§ **Task material**:
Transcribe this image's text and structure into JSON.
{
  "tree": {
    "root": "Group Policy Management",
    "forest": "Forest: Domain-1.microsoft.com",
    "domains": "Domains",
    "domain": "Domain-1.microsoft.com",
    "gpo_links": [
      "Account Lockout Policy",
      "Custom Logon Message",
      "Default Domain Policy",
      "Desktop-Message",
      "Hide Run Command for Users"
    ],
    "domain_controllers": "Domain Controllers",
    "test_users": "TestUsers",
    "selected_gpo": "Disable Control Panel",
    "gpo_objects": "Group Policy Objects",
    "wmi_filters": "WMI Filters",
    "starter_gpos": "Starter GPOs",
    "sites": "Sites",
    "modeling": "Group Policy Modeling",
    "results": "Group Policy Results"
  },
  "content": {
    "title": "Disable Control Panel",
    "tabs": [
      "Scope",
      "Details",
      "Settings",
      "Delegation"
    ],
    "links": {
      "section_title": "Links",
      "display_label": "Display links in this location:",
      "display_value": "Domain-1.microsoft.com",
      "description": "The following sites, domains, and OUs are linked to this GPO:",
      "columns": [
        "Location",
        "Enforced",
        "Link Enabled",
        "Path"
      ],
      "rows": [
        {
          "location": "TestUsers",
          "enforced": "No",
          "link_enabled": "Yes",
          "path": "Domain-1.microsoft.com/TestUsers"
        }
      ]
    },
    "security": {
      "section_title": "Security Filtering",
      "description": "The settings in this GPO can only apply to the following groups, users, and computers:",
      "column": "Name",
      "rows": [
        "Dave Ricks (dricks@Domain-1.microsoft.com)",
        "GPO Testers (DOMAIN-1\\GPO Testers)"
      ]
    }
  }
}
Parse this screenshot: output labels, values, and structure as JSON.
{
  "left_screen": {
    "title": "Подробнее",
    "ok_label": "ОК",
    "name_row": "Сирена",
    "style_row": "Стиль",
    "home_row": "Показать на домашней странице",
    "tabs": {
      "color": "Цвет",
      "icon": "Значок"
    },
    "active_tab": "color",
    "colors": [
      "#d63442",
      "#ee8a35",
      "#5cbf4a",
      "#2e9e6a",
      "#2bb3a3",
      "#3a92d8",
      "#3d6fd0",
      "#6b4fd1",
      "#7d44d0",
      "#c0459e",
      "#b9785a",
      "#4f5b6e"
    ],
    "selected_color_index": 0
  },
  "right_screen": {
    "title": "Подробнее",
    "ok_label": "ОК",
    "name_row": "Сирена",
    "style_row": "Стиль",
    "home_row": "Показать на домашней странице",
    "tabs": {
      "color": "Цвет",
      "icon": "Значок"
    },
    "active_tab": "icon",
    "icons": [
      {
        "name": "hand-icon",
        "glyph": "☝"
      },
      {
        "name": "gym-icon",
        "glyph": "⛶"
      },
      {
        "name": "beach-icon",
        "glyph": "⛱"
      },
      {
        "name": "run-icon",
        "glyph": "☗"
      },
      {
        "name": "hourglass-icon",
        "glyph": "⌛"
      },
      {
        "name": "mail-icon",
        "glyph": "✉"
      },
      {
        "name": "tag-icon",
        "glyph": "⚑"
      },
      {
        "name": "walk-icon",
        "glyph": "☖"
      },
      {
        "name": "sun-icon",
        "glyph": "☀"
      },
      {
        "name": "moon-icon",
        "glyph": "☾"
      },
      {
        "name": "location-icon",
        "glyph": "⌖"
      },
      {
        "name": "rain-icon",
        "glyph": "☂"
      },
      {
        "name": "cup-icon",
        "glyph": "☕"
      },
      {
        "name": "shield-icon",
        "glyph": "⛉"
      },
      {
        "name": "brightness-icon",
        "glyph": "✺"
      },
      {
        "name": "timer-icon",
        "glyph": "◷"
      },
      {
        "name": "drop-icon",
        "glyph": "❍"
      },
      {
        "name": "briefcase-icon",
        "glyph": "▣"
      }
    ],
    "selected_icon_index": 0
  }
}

§ **Given instruction**:
Copy the records above exactly.

§ **Full output**:
Transcribe this image's text and structure into JSON.
{
  "tree": {
    "root": "Group Policy Management",
    "forest": "Forest: Domain-1.microsoft.com",
    "domains": "Domains",
    "domain": "Domain-1.microsoft.com",
    "gpo_links": [
      "Account Lockout Policy",
      "Custom Logon Message",
      "Default Domain Policy",
      "Desktop-Message",
      "Hide Run Command for Users"
    ],
    "domain_controllers": "Domain Controllers",
    "test_users": "TestUsers",
    "selected_gpo": "Disable Control Panel",
    "gpo_objects": "Group Policy Objects",
    "wmi_filters": "WMI Filters",
    "starter_gpos": "Starter GPOs",
    "sites": "Sites",
    "modeling": "Group Policy Modeling",
    "results": "Group Policy Results"
  },
  "content": {
    "title": "Disable Control Panel",
    "tabs": [
      "Scope",
      "Details",
      "Settings",
      "Delegation"
    ],
    "links": {
      "section_title": "Links",
      "display_label": "Display links in this location:",
      "display_value": "Domain-1.microsoft.com",
      "description": "The following sites, domains, and OUs are linked to this GPO:",
      "columns": [
        "Location",
        "Enforced",
        "Link Enabled",
        "Path"
      ],
      "rows": [
        {
          "location": "TestUsers",
          "enforced": "No",
          "link_enabled": "Yes",
          "path": "Domain-1.microsoft.com/TestUsers"
        }
      ]
    },
    "security": {
      "section_title": "Security Filtering",
      "description": "The settings in this GPO can only apply to the following groups, users, and computers:",
      "column": "Name",
      "rows": [
        "Dave Ricks (dricks@Domain-1.microsoft.com)",
        "GPO Testers (DOMAIN-1\\GPO Testers)"
      ]
    }
  }
}
Parse this screenshot: output labels, values, and structure as JSON.
{
  "left_screen": {
    "title": "Подробнее",
    "ok_label": "ОК",
    "name_row": "Сирена",
    "style_row": "Стиль",
    "home_row": "Показать на домашней странице",
    "tabs": {
      "color": "Цвет",
      "icon": "Значок"
    },
    "active_tab": "color",
    "colors": [
      "#d63442",
      "#ee8a35",
      "#5cbf4a",
      "#2e9e6a",
      "#2bb3a3",
      "#3a92d8",
      "#3d6fd0",
      "#6b4fd1",
      "#7d44d0",
      "#c0459e",
      "#b9785a",
      "#4f5b6e"
    ],
    "selected_color_index": 0
  },
  "right_screen": {
    "title": "Подробнее",
    "ok_label": "ОК",
    "name_row": "Сирена",
    "style_row": "Стиль",
    "home_row": "Показать на домашней странице",
    "tabs": {
      "color": "Цвет",
      "icon": "Значок"
    },
    "active_tab": "icon",
    "icons": [
      {
        "name": "hand-icon",
        "glyph": "☝"
      },
      {
        "name": "gym-icon",
        "glyph": "⛶"
      },
      {
        "name": "beach-icon",
        "glyph": "⛱"
      },
      {
        "name": "run-icon",
        "glyph": "☗"
      },
      {
        "name": "hourglass-icon",
        "glyph": "⌛"
      },
      {
        "name": "mail-icon",
        "glyph": "✉"
      },
      {
        "name": "tag-icon",
        "glyph": "⚑"
      },
      {
        "name": "walk-icon",
        "glyph": "☖"
      },
      {
        "name": "sun-icon",
        "glyph": "☀"
      },
      {
        "name": "moon-icon",
        "glyph": "☾"
      },
      {
        "name": "location-icon",
        "glyph": "⌖"
      },
      {
        "name": "rain-icon",
        "glyph": "☂"
      },
      {
        "name": "cup-icon",
        "glyph": "☕"
      },
      {
        "name": "shield-icon",
        "glyph": "⛉"
      },
      {
        "name": "brightness-icon",
        "glyph": "✺"
      },
      {
        "name": "timer-icon",
        "glyph": "◷"
      },
      {
        "name": "drop-icon",
        "glyph": "❍"
      },
      {
        "name": "briefcase-icon",
        "glyph": "▣"
      }
    ],
    "selected_icon_index": 0
  }
}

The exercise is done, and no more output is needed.